Given task A -> Check each statement against the Eurotra report below and say yes or no, quoting the words that decide it: (i) the Information Day took place at the European Commission in Luxembourg; (ii) Nino Varile said systems based on Transformational Grammar had given way to declarative systems; (iii) the Call for Tenders covered the 1990-2 phase of the Eurotra II Project.
Given task B -> Carry on the Eurotra report below from the point where it ends.

Extract ->

Between 80 and 100 people, from a large variety of European software houses and research centres were invited to this "Information Day", at the European Commission in Luxembourg, the goal of which was to stimulate interest in the CEC's Call for Tenders for the next phase (1992-4) of the Eurotra II Project. I attended in my role as consultant to Sema Group (Brussels), whose presentation was partly based on a report I wrote for them some time ago. Several background papers were provided and are listed at the end of this report; copies are available from me on request.
After brief initial background presentations from F. De Bruine and Sergei Perschke, placing the Eurotra project in its political and historical contexts respectively, Nino Varile (CEC) gave a brief overview of the last three decades of what is now known as NLP. He stressed chiefly the way in which idiosyncratic procedural systems based on Transformational Grammar had given way to declarative systems based on lexical unification theories. He argued that such systems, being inherently more robust, would speed up progress in MT systems during the 90s, as would the notion of reusable modular lexical and processing resources. The object should be systems of high quality; the days of what Nino disparagingly referred to as do-it-yourself NLP were over. Multi-functional resources, shareable between projects, would be the norm.

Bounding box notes
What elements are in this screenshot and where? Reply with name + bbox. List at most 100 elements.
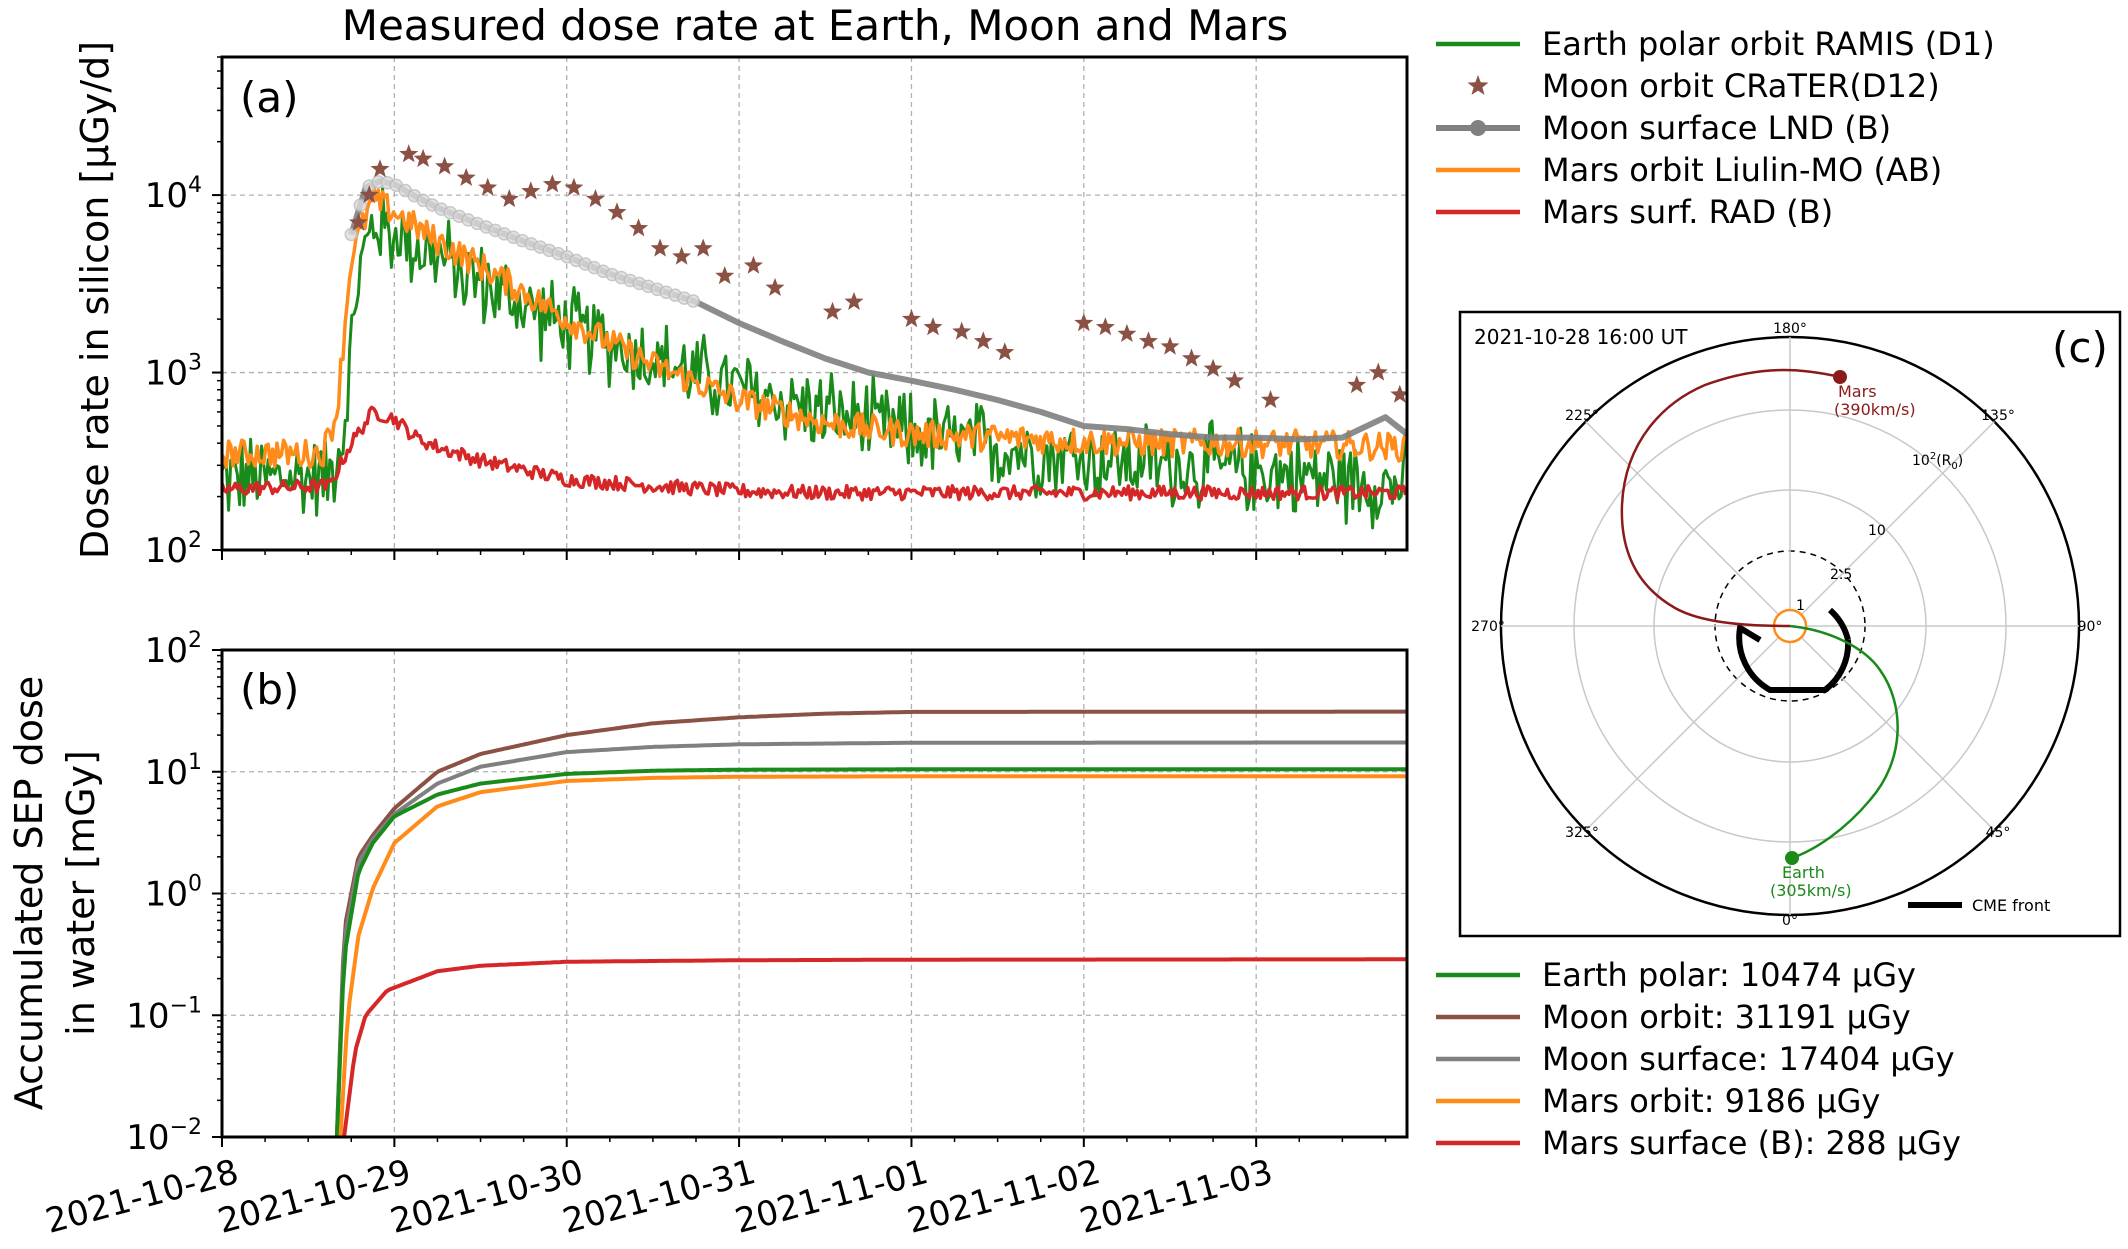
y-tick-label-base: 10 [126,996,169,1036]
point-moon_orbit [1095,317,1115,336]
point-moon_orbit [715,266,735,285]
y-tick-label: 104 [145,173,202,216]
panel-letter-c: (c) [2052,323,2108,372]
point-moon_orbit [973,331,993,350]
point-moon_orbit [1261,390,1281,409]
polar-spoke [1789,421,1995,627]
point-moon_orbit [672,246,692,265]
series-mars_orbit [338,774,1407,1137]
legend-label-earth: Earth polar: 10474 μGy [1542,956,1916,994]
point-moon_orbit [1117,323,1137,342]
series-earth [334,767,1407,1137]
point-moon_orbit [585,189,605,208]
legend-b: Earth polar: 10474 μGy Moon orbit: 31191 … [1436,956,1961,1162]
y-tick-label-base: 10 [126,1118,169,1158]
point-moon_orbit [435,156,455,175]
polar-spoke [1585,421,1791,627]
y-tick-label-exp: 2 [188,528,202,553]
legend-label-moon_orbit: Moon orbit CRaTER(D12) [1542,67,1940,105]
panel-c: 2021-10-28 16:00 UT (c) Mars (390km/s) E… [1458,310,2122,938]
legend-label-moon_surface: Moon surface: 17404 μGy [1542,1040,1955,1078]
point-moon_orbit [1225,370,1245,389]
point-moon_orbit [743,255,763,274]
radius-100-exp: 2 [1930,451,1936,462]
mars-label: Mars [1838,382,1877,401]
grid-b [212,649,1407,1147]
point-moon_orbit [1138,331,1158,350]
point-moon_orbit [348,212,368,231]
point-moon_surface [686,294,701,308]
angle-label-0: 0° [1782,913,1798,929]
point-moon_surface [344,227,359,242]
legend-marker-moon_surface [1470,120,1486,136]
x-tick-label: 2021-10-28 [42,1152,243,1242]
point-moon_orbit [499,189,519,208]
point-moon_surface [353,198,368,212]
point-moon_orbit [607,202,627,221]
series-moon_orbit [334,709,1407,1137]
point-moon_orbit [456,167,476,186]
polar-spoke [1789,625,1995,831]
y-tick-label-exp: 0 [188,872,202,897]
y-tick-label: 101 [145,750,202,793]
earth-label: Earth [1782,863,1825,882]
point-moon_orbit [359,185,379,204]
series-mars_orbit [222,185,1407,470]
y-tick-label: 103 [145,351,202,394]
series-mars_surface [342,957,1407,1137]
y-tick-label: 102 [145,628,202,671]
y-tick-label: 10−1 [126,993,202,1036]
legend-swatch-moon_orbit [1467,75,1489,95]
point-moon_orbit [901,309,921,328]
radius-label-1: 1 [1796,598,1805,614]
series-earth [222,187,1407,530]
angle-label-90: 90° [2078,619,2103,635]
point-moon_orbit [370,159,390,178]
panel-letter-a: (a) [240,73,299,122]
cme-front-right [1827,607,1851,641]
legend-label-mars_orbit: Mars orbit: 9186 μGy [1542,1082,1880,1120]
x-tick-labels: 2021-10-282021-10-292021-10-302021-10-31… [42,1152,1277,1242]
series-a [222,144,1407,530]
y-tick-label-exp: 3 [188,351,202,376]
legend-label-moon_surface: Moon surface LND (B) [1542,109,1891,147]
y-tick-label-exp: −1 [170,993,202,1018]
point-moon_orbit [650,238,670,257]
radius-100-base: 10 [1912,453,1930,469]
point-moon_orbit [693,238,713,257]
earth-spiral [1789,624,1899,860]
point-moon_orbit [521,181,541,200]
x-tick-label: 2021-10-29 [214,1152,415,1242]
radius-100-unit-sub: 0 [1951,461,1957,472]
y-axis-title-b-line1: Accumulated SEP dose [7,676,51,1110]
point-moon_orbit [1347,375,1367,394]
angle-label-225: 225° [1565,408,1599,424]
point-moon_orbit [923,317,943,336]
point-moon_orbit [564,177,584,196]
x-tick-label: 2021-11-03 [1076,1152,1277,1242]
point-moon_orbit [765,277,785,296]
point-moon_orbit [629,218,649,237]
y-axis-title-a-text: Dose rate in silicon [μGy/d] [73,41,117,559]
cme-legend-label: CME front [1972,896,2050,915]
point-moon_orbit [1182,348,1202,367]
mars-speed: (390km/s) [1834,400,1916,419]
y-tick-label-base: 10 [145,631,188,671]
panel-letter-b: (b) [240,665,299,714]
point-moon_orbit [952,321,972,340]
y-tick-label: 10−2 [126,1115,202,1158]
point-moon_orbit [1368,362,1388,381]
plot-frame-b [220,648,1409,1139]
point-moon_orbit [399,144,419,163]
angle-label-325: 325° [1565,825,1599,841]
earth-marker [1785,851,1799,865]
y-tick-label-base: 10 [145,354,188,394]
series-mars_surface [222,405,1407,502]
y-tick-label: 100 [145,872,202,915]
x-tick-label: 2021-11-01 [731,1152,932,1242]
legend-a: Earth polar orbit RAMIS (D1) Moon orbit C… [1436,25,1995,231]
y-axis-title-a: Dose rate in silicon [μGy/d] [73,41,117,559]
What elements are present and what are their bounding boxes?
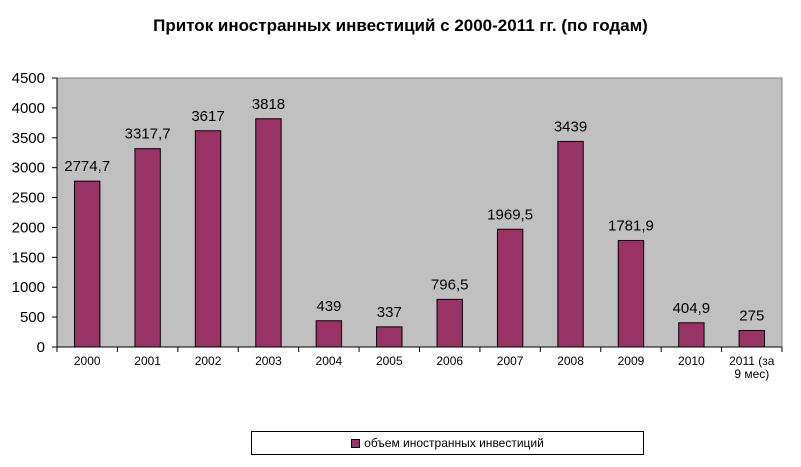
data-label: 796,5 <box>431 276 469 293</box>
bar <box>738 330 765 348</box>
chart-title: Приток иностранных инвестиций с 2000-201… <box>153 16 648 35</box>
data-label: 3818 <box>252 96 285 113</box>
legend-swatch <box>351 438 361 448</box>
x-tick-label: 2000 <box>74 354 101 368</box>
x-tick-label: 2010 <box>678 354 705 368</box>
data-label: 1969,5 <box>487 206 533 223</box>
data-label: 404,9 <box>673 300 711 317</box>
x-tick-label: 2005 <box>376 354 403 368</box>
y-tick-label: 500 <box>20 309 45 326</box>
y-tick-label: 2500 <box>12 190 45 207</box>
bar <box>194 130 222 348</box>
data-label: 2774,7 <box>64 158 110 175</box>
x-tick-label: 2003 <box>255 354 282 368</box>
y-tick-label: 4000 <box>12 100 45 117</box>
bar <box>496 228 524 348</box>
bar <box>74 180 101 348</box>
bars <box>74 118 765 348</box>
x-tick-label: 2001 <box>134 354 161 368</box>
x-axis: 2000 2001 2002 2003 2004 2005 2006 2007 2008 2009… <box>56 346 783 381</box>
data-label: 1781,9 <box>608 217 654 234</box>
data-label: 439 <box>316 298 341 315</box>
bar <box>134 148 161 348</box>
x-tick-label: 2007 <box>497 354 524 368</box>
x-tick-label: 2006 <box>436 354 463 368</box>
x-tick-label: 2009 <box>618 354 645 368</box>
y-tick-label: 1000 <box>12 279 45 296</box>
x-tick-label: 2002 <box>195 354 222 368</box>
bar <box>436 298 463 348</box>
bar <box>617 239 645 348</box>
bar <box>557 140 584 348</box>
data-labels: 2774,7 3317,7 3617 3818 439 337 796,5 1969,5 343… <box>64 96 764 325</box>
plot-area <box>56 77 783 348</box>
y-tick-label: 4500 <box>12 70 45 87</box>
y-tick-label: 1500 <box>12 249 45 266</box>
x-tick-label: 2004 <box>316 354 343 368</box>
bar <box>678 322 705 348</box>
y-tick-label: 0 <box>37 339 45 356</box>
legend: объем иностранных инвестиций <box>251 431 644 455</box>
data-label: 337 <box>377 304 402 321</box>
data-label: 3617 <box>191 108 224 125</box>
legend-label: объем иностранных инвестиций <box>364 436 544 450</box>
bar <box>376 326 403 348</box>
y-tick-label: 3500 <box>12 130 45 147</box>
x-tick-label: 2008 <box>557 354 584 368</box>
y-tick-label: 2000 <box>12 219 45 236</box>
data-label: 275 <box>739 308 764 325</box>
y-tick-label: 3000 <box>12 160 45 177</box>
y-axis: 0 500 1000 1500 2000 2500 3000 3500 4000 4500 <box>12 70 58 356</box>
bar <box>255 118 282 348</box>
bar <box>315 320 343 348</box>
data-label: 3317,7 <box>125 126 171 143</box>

Task result A ->
(i) Yes: "at the European Commission in Luxembourg"
(ii) Yes: "idiosyncratic procedural systems based on Transformational Grammar had given way to declarative systems based on lexical unification theories"
(iii) No: "the next phase (1992-4) of the Eurotra II Project"

Task result B ->
Roberto Cencione (CEC) then introduced the main business of the day: initial reports from four feasibility studies commissioned by the CEC, each of which had been briefed to investigate a distinct aspect of Eurotra II. Unlike Eurotra I, this would be a kind of NLP workbench, modular, formalism- independent and capable of evolving to meet new requirements, but currently solidly based in industry standards (POSIX, X/OPEN, WINDOWS, NFS, SQL, SGML...). Each of the four studies had been asked to assess the current prototype, consider existing relevant formalisms, and specify new tools, formalisms or strategies as appropriate. Each had involved collaboration between academic and industrial partners: final reports are not due until July, but initial versions of all were presented at the meeting. Cencione also highlighted Eurotra's drift into professionalism (my phrase): until 1987 all R&D had been in the hands of academics; during the last two years a central software team had taken this over. The next phase, until 1994, would be characterised by turnkey projects carried out under contract. After 1994, cost- sharing projects would become the norm.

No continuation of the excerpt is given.